**THE REQUEST**
Only lines holding the word "label" should be copied from the material.

——

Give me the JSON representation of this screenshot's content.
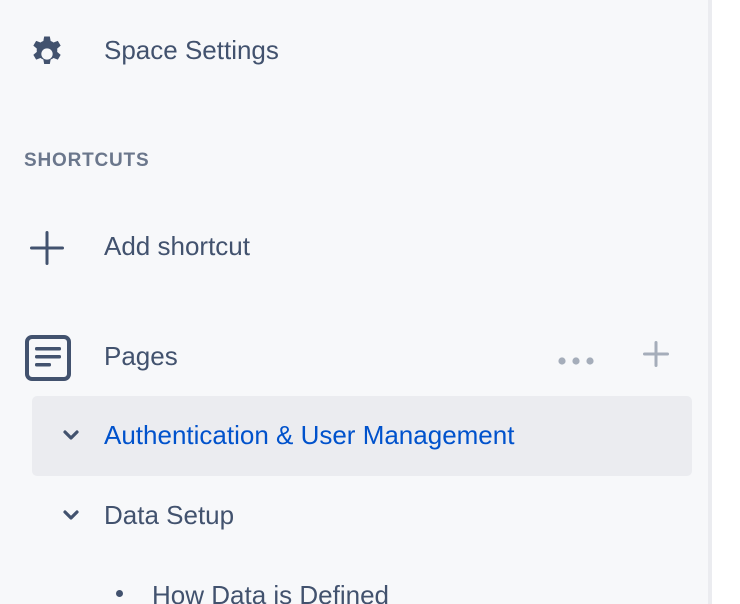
{
  "sidebar": {
    "settings": {
      "label": "Space Settings",
      "icon": "gear-icon"
    },
    "shortcuts_heading": "SHORTCUTS",
    "add_shortcut": {
      "label": "Add shortcut",
      "icon": "plus-icon"
    },
    "pages": {
      "label": "Pages",
      "icon": "document-icon",
      "more_actions_icon": "more-horizontal-icon",
      "add_page_icon": "plus-icon"
    },
    "tree": [
      {
        "label": "Authentication & User Management",
        "selected": true,
        "expanded": true
      },
      {
        "label": "Data Setup",
        "selected": false,
        "expanded": true
      }
    ],
    "tree_children": [
      {
        "label": "How Data is Defined"
      }
    ]
  },
  "colors": {
    "sidebar_bg": "#f7f8fa",
    "text": "#42526e",
    "selected_bg": "#ebecf0",
    "selected_text": "#0052cc",
    "muted_icon": "#a5adba"
  }
}
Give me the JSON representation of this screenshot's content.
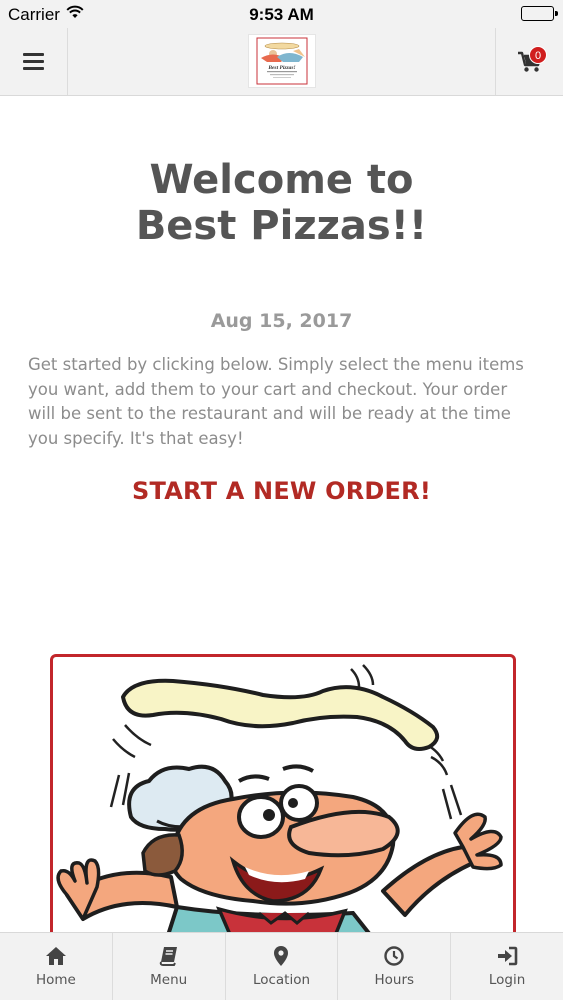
{
  "status_bar": {
    "carrier": "Carrier",
    "time": "9:53 AM"
  },
  "navbar": {
    "menu_icon": "hamburger-icon",
    "logo_alt": "Best Pizzas!",
    "logo_text": "Best Pizzas!",
    "cart_icon": "cart-icon",
    "cart_count": "0"
  },
  "main": {
    "welcome_line1": "Welcome to",
    "welcome_line2": "Best Pizzas!!",
    "date": "Aug 15, 2017",
    "intro": "Get started by clicking below. Simply select the menu items you want, add them to your cart and checkout. Your order will be sent to the restaurant and will be ready at the time you specify. It's that easy!",
    "cta": "START A NEW ORDER!"
  },
  "tabs": [
    {
      "label": "Home",
      "icon": "home-icon"
    },
    {
      "label": "Menu",
      "icon": "book-icon"
    },
    {
      "label": "Location",
      "icon": "map-pin-icon"
    },
    {
      "label": "Hours",
      "icon": "clock-icon"
    },
    {
      "label": "Login",
      "icon": "login-icon"
    }
  ],
  "colors": {
    "accent": "#b22a24",
    "badge": "#d01e1e",
    "heading": "#555555",
    "body_text": "#8c8c8c",
    "bar_bg": "#f2f2f2"
  }
}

——

**RESULT**
      "label": "Space Settings",
      "label": "Add shortcut",
      "label": "Pages",
        "label": "Authentication & User Management",
        "label": "Data Setup",
        "label": "How Data is Defined"
      "label": "Home",
      "label": "Menu",
      "label": "Location",
      "label": "Hours",
      "label": "Login",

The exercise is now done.